What is expected:
Search the records for the word "Harris" and report each line that has it.

◇ ◇ ◇ ◇ ◇

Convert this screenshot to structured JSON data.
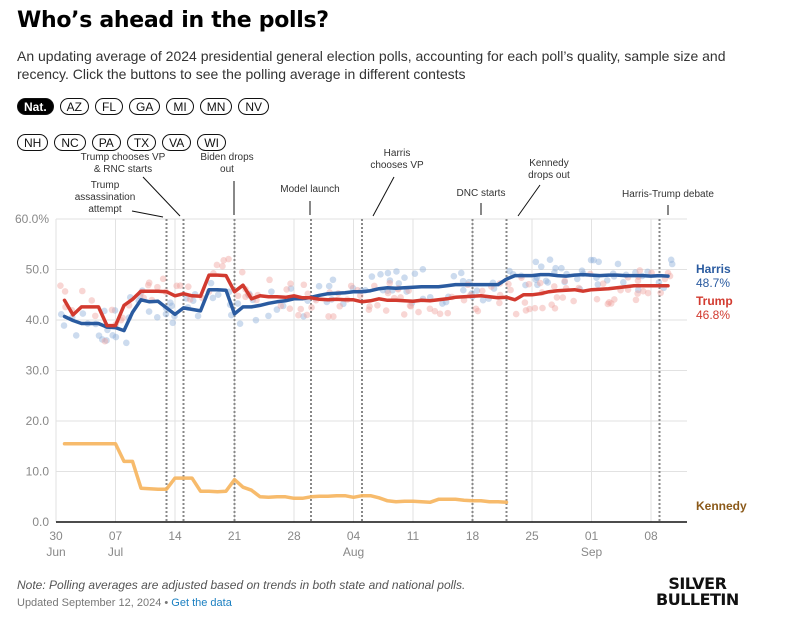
{
  "header": {
    "title": "Who’s ahead in the polls?",
    "subtitle": "An updating average of 2024 presidential general election polls, accounting for each poll’s quality, sample size and recency. Click the buttons to see the polling average in different contests"
  },
  "contest_buttons": {
    "row1": [
      {
        "label": "Nat.",
        "active": true
      },
      {
        "label": "AZ",
        "active": false
      },
      {
        "label": "FL",
        "active": false
      },
      {
        "label": "GA",
        "active": false
      },
      {
        "label": "MI",
        "active": false
      },
      {
        "label": "MN",
        "active": false
      },
      {
        "label": "NV",
        "active": false
      }
    ],
    "row2": [
      {
        "label": "NH",
        "active": false
      },
      {
        "label": "NC",
        "active": false
      },
      {
        "label": "PA",
        "active": false
      },
      {
        "label": "TX",
        "active": false
      },
      {
        "label": "VA",
        "active": false
      },
      {
        "label": "WI",
        "active": false
      }
    ]
  },
  "chart_data": {
    "type": "line",
    "title": "",
    "xlabel": "",
    "ylabel": "",
    "x_start": "2024-06-30",
    "x_range_days": [
      0,
      73
    ],
    "ylim": [
      0,
      60
    ],
    "y_ticks": [
      {
        "value": 60,
        "label": "60.0%"
      },
      {
        "value": 50,
        "label": "50.0"
      },
      {
        "value": 40,
        "label": "40.0"
      },
      {
        "value": 30,
        "label": "30.0"
      },
      {
        "value": 20,
        "label": "20.0"
      },
      {
        "value": 10,
        "label": "10.0"
      },
      {
        "value": 0,
        "label": "0.0"
      }
    ],
    "x_ticks": [
      {
        "day": 0,
        "label": "30",
        "month": "Jun"
      },
      {
        "day": 7,
        "label": "07",
        "month": "Jul"
      },
      {
        "day": 14,
        "label": "14",
        "month": ""
      },
      {
        "day": 21,
        "label": "21",
        "month": ""
      },
      {
        "day": 28,
        "label": "28",
        "month": ""
      },
      {
        "day": 35,
        "label": "04",
        "month": "Aug"
      },
      {
        "day": 42,
        "label": "11",
        "month": ""
      },
      {
        "day": 49,
        "label": "18",
        "month": ""
      },
      {
        "day": 56,
        "label": "25",
        "month": ""
      },
      {
        "day": 63,
        "label": "01",
        "month": "Sep"
      },
      {
        "day": 70,
        "label": "08",
        "month": ""
      }
    ],
    "grid": true,
    "series": [
      {
        "name": "Harris",
        "end_label": "48.7%",
        "color": "#2a5ba0",
        "dot_color": "#8fb0da",
        "x": [
          1,
          2,
          3,
          4,
          5,
          6,
          7,
          8,
          9,
          10,
          11,
          12,
          13,
          14,
          15,
          16,
          17,
          18,
          19,
          20,
          21,
          22,
          23,
          24,
          25,
          26,
          27,
          28,
          29,
          30,
          31,
          32,
          33,
          34,
          35,
          36,
          37,
          38,
          39,
          40,
          41,
          42,
          43,
          44,
          45,
          46,
          47,
          48,
          49,
          50,
          51,
          52,
          53,
          54,
          55,
          56,
          57,
          58,
          59,
          60,
          61,
          62,
          63,
          64,
          65,
          66,
          67,
          68,
          69,
          70,
          71,
          72
        ],
        "values": [
          40.7,
          39.9,
          39.3,
          39.3,
          39.3,
          38.6,
          38.5,
          37.9,
          41.5,
          44.0,
          43.6,
          43.7,
          42.4,
          41.1,
          42.4,
          42.1,
          41.8,
          46.0,
          46.0,
          45.9,
          41.2,
          42.6,
          42.6,
          42.9,
          43.3,
          43.6,
          43.8,
          44.2,
          44.2,
          44.5,
          44.9,
          45.2,
          45.3,
          45.4,
          45.6,
          45.6,
          45.8,
          46.2,
          46.4,
          46.3,
          46.4,
          46.5,
          46.6,
          46.6,
          46.6,
          46.8,
          47.0,
          47.0,
          47.0,
          47.0,
          47.0,
          47.0,
          48.1,
          48.8,
          48.8,
          48.8,
          49.0,
          49.0,
          48.8,
          48.7,
          48.9,
          49.0,
          48.9,
          48.8,
          48.9,
          48.9,
          48.8,
          48.8,
          48.8,
          48.7,
          48.8,
          48.7
        ]
      },
      {
        "name": "Trump",
        "end_label": "46.8%",
        "color": "#d23a2f",
        "dot_color": "#f0a5a0",
        "x": [
          1,
          2,
          3,
          4,
          5,
          6,
          7,
          8,
          9,
          10,
          11,
          12,
          13,
          14,
          15,
          16,
          17,
          18,
          19,
          20,
          21,
          22,
          23,
          24,
          25,
          26,
          27,
          28,
          29,
          30,
          31,
          32,
          33,
          34,
          35,
          36,
          37,
          38,
          39,
          40,
          41,
          42,
          43,
          44,
          45,
          46,
          47,
          48,
          49,
          50,
          51,
          52,
          53,
          54,
          55,
          56,
          57,
          58,
          59,
          60,
          61,
          62,
          63,
          64,
          65,
          66,
          67,
          68,
          69,
          70,
          71,
          72
        ],
        "values": [
          43.9,
          41.0,
          42.6,
          42.6,
          42.6,
          38.9,
          38.9,
          42.9,
          44.1,
          45.7,
          45.7,
          45.7,
          45.6,
          44.8,
          45.2,
          44.8,
          44.7,
          48.9,
          48.9,
          48.8,
          45.6,
          46.9,
          44.2,
          44.8,
          44.6,
          44.6,
          44.5,
          44.8,
          44.4,
          44.4,
          44.1,
          44.0,
          44.1,
          44.0,
          44.0,
          43.6,
          43.8,
          44.2,
          43.9,
          43.9,
          43.8,
          43.7,
          43.9,
          43.8,
          44.0,
          44.2,
          44.5,
          44.6,
          44.7,
          44.8,
          44.6,
          44.4,
          44.5,
          44.0,
          45.0,
          45.0,
          45.2,
          45.6,
          45.8,
          45.9,
          46.0,
          45.7,
          46.0,
          46.1,
          46.2,
          46.4,
          46.6,
          46.8,
          46.8,
          46.8,
          46.8,
          46.8
        ]
      },
      {
        "name": "Kennedy",
        "end_label": "",
        "color": "#f6b45c",
        "label_color": "#8b5a1a",
        "x": [
          1,
          2,
          3,
          4,
          5,
          6,
          7,
          8,
          9,
          10,
          11,
          12,
          13,
          14,
          15,
          16,
          17,
          18,
          19,
          20,
          21,
          22,
          23,
          24,
          25,
          26,
          27,
          28,
          29,
          30,
          31,
          32,
          33,
          34,
          35,
          36,
          37,
          38,
          39,
          40,
          41,
          42,
          43,
          44,
          45,
          46,
          47,
          48,
          49,
          50,
          51,
          52,
          53
        ],
        "values": [
          15.5,
          15.5,
          15.5,
          15.5,
          15.5,
          15.5,
          15.5,
          12.0,
          12.0,
          6.7,
          6.6,
          6.5,
          6.5,
          8.7,
          8.7,
          8.7,
          6.1,
          6.1,
          6.0,
          6.1,
          8.4,
          6.9,
          6.3,
          5.0,
          4.9,
          5.0,
          5.0,
          4.7,
          4.7,
          5.0,
          5.1,
          5.1,
          5.2,
          5.2,
          4.9,
          5.2,
          5.2,
          4.8,
          4.2,
          4.0,
          4.1,
          4.1,
          4.0,
          3.9,
          4.5,
          4.5,
          4.5,
          4.3,
          4.2,
          4.2,
          4.0,
          4.0,
          3.9
        ]
      }
    ],
    "events": [
      {
        "day": 13,
        "label": [
          "Trump",
          "assassination",
          "attempt"
        ]
      },
      {
        "day": 15,
        "label": [
          "Trump chooses VP",
          "& RNC starts"
        ]
      },
      {
        "day": 21,
        "label": [
          "Biden drops",
          "out"
        ]
      },
      {
        "day": 30,
        "label": [
          "Model launch"
        ]
      },
      {
        "day": 36,
        "label": [
          "Harris",
          "chooses VP"
        ]
      },
      {
        "day": 49,
        "label": [
          "DNC starts"
        ]
      },
      {
        "day": 53,
        "label": [
          "Kennedy",
          "drops out"
        ]
      },
      {
        "day": 71,
        "label": [
          "Harris-Trump debate"
        ]
      }
    ]
  },
  "footer": {
    "note": "Note: Polling averages are adjusted based on trends in both state and national polls.",
    "updated": "Updated September 12, 2024 • ",
    "data_link": "Get the data",
    "logo_line1": "SILVER",
    "logo_line2": "BULLETIN"
  }
}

◇ ◇ ◇ ◇ ◇

Result below:
        "name": "Harris",
          "Harris",
          "Harris-Trump debate"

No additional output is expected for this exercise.